> **Requirements**
Search the records for the word "Club" and report each line that has it.
%%
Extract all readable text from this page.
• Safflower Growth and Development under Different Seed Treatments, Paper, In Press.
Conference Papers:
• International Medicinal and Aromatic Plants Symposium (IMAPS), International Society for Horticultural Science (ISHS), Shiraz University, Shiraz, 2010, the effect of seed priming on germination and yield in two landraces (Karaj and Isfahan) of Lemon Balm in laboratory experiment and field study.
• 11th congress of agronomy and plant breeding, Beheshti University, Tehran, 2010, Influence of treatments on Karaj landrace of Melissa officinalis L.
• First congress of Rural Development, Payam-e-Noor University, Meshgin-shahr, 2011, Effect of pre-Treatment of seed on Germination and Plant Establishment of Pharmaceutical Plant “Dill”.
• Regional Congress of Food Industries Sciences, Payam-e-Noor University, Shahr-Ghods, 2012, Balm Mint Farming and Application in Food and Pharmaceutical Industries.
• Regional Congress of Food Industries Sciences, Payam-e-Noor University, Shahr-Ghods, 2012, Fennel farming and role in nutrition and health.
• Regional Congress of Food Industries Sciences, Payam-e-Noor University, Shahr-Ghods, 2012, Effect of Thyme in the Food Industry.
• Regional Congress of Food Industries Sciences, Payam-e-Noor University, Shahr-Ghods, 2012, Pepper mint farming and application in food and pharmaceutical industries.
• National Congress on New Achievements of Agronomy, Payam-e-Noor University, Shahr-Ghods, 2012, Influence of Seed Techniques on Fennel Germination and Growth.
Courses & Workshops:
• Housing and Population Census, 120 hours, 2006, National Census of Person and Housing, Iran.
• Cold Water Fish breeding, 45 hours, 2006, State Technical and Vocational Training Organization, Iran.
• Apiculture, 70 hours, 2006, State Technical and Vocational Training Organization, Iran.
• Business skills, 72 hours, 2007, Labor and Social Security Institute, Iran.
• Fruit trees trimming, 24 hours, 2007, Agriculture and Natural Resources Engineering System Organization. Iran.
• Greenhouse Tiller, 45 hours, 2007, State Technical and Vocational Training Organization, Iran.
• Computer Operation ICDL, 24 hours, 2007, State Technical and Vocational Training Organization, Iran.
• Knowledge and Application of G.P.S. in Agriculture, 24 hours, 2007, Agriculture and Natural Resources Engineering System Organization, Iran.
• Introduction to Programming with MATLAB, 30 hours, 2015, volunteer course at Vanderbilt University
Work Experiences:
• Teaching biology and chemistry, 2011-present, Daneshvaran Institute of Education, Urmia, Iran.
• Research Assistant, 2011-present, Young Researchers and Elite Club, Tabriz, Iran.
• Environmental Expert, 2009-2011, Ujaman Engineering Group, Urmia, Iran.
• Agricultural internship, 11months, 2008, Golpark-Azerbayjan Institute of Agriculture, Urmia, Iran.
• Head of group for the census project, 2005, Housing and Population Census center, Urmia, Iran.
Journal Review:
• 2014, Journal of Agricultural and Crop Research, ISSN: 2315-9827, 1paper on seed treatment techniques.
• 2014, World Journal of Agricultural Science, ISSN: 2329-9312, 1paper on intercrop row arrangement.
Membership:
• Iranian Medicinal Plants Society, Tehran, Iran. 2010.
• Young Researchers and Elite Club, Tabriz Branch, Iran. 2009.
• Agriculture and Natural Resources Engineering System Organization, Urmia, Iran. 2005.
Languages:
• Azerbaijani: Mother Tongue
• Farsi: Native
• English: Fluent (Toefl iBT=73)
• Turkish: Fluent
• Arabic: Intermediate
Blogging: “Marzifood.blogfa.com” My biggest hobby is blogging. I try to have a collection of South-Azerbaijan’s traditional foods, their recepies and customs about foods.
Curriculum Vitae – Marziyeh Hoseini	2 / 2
%%
> **Answer to this exercise**
• Research Assistant, 2011-present, Young Researchers and Elite Club, Tabriz, Iran.
• Young Researchers and Elite Club, Tabriz Branch, Iran. 2009.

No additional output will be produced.